:: WORK TO COMPLETE ::
Determine how many lines include the string "absolutas". Output that number only.
[Begin EXERCISE INPUTS]
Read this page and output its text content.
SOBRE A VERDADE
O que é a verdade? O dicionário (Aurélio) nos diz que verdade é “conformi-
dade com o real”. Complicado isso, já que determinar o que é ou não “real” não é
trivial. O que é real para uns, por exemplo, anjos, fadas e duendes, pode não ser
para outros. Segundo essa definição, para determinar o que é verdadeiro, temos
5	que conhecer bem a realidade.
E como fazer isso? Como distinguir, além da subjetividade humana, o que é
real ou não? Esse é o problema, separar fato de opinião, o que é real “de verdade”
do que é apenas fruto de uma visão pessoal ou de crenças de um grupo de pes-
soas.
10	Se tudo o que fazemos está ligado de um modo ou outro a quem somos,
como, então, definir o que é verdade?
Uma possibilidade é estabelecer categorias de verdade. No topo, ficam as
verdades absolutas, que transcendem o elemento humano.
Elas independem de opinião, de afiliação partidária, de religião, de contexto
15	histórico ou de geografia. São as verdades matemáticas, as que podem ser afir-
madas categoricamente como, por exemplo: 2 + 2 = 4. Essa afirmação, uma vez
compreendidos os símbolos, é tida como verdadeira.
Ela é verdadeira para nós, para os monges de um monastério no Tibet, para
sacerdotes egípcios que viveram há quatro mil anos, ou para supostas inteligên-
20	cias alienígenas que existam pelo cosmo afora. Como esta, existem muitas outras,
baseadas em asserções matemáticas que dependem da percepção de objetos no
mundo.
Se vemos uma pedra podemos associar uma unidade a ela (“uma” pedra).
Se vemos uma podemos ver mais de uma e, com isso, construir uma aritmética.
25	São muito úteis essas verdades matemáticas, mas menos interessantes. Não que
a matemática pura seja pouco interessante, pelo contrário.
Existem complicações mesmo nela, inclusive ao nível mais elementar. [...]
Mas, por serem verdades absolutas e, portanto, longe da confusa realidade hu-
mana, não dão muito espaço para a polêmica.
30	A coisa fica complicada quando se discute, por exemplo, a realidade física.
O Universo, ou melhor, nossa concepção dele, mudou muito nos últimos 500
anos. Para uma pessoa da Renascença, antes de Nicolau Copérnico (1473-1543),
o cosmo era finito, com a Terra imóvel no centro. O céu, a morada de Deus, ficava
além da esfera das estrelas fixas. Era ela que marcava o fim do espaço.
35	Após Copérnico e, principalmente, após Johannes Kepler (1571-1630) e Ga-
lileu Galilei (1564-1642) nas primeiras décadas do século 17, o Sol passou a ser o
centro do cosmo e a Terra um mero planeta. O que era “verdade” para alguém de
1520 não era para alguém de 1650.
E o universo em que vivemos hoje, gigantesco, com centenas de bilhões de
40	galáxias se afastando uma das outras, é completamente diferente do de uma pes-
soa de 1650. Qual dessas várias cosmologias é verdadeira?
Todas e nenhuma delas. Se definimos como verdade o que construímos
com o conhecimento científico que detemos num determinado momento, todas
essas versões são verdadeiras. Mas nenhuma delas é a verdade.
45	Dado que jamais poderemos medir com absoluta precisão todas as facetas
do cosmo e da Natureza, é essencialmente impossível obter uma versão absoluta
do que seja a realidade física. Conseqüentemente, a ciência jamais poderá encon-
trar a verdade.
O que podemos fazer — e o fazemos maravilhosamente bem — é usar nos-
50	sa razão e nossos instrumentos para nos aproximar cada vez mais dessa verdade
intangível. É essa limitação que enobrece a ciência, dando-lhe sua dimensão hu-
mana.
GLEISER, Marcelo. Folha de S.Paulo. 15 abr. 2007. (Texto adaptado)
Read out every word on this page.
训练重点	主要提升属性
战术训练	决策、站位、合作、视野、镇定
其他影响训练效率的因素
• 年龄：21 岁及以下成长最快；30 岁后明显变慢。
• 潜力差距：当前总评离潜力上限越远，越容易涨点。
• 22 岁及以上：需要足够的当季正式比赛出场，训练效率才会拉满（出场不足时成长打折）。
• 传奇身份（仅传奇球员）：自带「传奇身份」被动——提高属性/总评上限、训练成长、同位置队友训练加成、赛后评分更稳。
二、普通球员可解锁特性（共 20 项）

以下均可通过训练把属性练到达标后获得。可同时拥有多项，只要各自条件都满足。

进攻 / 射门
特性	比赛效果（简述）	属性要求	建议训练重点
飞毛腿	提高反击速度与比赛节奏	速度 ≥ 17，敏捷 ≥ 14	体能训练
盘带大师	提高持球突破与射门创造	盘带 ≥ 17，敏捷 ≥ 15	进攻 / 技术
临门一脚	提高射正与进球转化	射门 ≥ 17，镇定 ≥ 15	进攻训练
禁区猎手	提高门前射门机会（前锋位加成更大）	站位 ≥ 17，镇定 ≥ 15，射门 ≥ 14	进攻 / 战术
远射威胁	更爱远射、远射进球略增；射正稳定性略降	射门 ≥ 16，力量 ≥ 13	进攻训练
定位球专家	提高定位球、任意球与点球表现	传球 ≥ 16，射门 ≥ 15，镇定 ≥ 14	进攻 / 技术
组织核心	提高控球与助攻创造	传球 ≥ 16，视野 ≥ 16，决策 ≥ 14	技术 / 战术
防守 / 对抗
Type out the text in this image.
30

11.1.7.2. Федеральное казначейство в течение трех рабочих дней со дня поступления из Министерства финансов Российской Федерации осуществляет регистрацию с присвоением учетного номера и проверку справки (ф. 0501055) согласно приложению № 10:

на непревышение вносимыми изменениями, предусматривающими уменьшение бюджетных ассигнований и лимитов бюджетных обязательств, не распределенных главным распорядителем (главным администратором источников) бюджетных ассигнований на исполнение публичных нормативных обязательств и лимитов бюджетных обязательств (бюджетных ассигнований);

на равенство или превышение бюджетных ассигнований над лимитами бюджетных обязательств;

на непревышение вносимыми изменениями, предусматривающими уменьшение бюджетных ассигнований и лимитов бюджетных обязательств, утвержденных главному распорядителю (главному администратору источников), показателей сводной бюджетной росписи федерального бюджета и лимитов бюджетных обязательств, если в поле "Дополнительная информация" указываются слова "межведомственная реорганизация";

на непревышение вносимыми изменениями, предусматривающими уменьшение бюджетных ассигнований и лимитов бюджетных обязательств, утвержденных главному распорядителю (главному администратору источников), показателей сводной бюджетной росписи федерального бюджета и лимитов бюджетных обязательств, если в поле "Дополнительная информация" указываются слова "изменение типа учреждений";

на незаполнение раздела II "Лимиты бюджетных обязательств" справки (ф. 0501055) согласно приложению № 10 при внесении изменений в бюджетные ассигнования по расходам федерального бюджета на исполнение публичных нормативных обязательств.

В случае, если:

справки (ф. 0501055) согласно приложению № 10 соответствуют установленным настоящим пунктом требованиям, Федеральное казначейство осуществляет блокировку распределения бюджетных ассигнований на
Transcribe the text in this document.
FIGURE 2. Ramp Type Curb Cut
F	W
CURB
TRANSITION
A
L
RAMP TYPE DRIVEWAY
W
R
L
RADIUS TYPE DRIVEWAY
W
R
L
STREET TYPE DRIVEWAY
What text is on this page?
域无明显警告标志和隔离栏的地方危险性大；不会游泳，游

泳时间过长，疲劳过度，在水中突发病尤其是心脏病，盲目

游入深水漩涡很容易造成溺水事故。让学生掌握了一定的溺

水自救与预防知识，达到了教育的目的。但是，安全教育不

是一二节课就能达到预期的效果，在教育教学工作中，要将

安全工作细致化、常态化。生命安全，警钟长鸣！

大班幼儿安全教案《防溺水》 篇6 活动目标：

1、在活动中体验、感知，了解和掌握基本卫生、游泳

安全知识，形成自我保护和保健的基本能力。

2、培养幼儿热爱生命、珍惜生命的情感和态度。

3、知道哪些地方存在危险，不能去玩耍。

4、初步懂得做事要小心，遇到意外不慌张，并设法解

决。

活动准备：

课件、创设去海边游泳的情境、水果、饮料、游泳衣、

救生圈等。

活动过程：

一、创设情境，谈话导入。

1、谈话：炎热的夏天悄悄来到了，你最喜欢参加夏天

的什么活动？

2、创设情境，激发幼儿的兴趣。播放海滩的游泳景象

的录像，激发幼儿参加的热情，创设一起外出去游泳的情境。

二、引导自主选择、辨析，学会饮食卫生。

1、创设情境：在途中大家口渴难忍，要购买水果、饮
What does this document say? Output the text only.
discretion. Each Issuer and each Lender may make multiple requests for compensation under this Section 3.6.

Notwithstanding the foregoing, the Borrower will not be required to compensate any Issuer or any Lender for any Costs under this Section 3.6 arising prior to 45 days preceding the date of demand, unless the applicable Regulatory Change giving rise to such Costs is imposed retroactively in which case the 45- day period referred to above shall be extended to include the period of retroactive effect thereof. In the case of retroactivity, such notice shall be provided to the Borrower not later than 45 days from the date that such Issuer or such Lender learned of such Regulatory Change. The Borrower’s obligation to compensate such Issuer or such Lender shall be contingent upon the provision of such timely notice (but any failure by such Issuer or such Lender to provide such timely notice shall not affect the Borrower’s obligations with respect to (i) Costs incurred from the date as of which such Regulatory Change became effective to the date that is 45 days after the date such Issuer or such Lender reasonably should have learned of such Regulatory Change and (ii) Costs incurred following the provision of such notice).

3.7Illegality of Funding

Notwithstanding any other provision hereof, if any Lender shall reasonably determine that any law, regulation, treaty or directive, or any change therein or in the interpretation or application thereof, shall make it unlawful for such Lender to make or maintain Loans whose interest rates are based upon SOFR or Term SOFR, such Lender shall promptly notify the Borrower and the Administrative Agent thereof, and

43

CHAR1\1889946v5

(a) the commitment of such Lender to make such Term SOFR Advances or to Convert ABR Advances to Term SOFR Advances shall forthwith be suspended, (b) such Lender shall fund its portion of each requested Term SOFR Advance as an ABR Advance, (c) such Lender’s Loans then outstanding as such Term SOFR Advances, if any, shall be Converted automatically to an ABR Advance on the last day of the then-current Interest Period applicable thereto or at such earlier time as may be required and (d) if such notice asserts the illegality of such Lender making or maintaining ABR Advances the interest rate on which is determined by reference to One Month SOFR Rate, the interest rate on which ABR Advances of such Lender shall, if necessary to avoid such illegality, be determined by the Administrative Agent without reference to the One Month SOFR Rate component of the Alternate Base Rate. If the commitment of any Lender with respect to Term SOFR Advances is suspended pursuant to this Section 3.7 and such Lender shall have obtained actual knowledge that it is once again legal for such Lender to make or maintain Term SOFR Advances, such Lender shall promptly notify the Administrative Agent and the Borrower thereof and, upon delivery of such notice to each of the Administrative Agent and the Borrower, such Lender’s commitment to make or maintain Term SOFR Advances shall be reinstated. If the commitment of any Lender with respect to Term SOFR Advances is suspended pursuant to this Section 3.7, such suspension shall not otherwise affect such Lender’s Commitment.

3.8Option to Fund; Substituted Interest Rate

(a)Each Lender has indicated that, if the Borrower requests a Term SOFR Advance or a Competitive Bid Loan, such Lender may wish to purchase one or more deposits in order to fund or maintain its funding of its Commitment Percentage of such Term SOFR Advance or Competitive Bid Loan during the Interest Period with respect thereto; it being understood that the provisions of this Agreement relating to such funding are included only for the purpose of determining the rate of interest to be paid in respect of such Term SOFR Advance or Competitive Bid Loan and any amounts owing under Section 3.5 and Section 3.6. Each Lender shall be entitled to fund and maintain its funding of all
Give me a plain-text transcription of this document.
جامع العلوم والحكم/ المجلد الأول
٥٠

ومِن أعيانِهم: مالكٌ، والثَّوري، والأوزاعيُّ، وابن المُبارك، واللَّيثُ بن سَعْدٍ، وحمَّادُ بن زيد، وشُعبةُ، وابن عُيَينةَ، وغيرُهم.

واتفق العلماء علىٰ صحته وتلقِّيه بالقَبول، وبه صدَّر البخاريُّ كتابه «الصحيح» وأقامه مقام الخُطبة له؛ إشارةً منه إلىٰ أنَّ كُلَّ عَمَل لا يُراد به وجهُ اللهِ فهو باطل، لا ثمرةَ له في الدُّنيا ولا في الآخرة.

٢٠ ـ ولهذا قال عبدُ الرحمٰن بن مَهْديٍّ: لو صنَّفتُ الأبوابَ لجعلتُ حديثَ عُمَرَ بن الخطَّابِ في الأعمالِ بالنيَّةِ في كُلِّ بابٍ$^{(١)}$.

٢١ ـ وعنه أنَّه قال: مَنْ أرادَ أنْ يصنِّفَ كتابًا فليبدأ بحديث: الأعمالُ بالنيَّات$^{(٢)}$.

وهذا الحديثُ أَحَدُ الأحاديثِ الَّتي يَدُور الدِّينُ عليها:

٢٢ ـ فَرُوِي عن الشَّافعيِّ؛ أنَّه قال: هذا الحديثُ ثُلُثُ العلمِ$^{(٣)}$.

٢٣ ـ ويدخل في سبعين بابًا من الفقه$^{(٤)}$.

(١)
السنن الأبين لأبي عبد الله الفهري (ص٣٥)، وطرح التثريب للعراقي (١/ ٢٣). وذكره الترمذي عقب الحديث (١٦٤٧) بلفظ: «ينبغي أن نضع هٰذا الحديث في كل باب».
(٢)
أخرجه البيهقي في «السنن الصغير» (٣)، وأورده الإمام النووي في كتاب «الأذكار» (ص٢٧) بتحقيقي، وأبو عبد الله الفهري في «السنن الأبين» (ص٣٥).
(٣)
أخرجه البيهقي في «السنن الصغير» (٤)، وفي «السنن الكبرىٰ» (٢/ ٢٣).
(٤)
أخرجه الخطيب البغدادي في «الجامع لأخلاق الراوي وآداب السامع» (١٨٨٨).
[End EXERCISE INPUTS]
:: THE REPLY ::
2